- TASK
Each line containing the word "Vorterne" must be reported.

— Begin DATA LISTING —

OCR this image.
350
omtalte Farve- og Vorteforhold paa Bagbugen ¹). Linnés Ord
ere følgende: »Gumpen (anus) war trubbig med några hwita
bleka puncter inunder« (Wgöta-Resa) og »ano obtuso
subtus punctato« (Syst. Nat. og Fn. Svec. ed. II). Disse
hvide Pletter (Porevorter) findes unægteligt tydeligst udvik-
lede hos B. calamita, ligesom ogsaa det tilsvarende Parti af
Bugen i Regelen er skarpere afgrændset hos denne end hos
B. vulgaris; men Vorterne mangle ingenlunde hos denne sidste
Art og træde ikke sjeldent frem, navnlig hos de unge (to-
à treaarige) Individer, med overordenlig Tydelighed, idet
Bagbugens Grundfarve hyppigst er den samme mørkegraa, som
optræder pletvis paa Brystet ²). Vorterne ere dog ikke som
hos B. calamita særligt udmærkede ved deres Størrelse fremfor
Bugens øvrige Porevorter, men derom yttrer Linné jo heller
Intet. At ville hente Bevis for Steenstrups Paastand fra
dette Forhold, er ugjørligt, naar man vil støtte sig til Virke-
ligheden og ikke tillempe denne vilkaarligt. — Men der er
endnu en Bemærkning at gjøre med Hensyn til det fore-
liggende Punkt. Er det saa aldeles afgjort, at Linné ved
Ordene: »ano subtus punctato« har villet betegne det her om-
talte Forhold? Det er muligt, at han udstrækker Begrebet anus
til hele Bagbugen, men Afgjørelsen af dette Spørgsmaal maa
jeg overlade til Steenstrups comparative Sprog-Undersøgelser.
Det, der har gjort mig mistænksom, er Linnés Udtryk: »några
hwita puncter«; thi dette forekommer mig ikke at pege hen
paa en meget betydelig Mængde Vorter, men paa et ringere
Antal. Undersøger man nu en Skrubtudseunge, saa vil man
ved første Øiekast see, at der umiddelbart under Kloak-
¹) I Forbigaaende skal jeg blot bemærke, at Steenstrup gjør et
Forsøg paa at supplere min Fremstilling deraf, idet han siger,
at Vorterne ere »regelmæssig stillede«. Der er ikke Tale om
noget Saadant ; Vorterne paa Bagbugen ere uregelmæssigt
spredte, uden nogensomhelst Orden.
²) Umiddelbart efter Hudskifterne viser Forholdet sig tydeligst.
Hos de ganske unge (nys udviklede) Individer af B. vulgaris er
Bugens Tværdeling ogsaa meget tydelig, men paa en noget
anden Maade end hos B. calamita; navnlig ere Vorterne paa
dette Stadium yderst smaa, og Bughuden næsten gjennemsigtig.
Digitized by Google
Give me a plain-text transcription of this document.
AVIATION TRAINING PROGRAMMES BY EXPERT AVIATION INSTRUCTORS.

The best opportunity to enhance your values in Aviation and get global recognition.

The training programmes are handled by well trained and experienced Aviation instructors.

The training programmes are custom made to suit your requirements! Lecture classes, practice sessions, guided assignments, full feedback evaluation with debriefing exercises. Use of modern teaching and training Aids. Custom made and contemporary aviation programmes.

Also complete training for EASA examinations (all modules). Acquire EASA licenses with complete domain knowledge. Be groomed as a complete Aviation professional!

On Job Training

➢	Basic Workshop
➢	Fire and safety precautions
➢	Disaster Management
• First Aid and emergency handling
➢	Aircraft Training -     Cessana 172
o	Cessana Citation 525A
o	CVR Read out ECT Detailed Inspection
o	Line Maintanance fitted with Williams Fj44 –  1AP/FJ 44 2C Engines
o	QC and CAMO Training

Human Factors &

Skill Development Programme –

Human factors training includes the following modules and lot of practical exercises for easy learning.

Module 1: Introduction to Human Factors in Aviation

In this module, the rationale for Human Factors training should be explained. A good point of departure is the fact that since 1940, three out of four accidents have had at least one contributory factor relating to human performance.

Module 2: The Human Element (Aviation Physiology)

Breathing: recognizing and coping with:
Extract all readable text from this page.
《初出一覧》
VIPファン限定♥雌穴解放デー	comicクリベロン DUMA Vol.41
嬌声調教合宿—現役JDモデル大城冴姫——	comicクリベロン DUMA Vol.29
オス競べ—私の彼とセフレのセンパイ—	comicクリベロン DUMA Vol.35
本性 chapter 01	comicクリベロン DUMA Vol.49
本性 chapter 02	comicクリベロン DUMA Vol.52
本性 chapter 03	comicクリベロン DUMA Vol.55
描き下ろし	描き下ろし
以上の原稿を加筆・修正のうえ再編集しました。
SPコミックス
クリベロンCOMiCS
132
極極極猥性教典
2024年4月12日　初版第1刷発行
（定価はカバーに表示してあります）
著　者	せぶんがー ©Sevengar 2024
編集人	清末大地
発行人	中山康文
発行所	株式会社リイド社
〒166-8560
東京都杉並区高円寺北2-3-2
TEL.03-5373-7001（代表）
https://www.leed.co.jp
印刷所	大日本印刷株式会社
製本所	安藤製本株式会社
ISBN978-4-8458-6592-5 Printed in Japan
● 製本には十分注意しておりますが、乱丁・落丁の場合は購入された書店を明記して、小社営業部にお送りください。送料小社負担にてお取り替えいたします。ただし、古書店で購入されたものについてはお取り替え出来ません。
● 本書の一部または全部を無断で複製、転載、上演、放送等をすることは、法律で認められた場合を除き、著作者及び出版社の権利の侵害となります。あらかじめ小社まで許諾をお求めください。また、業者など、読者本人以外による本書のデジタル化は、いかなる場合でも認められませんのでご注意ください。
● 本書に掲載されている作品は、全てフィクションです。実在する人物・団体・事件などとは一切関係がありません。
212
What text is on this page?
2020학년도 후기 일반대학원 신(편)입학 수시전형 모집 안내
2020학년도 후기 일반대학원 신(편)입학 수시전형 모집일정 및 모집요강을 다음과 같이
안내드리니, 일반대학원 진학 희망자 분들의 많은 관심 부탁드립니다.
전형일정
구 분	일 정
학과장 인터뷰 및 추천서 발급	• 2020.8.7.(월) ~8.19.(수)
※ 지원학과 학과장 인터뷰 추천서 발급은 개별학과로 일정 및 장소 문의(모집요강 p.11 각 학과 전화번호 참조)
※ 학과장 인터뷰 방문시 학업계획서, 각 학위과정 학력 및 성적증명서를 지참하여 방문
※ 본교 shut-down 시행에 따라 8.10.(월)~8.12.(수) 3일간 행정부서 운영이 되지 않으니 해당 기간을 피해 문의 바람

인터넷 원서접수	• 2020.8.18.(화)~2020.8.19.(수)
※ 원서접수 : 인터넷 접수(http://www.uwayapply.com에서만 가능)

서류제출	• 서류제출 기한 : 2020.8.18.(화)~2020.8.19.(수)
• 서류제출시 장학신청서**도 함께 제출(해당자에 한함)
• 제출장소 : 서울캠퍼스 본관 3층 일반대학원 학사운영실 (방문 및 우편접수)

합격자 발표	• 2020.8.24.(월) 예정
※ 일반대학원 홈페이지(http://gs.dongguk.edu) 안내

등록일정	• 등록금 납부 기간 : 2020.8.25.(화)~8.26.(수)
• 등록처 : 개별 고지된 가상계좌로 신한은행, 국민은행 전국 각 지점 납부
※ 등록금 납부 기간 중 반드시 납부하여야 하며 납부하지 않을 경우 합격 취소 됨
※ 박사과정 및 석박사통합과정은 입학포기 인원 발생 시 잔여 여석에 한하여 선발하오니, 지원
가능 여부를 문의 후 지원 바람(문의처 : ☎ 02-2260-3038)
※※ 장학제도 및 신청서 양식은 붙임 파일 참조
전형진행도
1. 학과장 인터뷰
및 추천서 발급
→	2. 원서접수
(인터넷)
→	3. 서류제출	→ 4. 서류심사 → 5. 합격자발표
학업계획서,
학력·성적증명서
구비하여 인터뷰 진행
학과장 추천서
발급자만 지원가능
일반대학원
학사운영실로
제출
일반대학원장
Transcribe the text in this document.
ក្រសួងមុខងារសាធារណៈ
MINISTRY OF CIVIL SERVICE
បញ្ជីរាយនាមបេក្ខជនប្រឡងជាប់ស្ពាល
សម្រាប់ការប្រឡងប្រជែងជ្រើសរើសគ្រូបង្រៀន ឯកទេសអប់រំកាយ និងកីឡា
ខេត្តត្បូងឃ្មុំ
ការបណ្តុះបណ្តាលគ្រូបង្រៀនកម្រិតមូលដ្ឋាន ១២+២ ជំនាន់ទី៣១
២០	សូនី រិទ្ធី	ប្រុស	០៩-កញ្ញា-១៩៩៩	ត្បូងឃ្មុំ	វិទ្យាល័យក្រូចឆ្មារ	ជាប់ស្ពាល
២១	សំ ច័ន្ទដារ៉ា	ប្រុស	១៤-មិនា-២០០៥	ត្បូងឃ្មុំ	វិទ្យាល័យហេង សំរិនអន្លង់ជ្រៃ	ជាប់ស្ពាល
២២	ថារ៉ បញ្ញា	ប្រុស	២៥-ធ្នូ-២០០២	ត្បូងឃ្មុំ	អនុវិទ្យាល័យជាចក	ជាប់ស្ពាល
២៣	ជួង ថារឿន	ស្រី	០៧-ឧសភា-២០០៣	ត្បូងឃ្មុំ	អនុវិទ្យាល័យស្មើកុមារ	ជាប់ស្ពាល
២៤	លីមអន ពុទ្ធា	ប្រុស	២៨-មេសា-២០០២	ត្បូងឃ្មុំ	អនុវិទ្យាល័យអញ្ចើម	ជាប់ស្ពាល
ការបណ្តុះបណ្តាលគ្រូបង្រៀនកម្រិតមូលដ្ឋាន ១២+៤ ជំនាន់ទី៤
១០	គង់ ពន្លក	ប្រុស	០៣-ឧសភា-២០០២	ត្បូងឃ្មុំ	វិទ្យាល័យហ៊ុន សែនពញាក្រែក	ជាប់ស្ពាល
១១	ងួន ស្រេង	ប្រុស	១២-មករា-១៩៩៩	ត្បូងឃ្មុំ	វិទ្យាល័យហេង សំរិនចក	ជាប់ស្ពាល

— End DATA LISTING —

- WRITTEN ANSWER
B. vulgaris; men Vorterne mangle ingenlunde hos denne sidste
optræder pletvis paa Brystet ²). Vorterne ere dog ikke som
at Vorterne ere »regelmæssig stillede«. Der er ikke Tale om
noget Saadant ; Vorterne paa Bagbugen ere uregelmæssigt
anden Maade end hos B. calamita; navnlig ere Vorterne paa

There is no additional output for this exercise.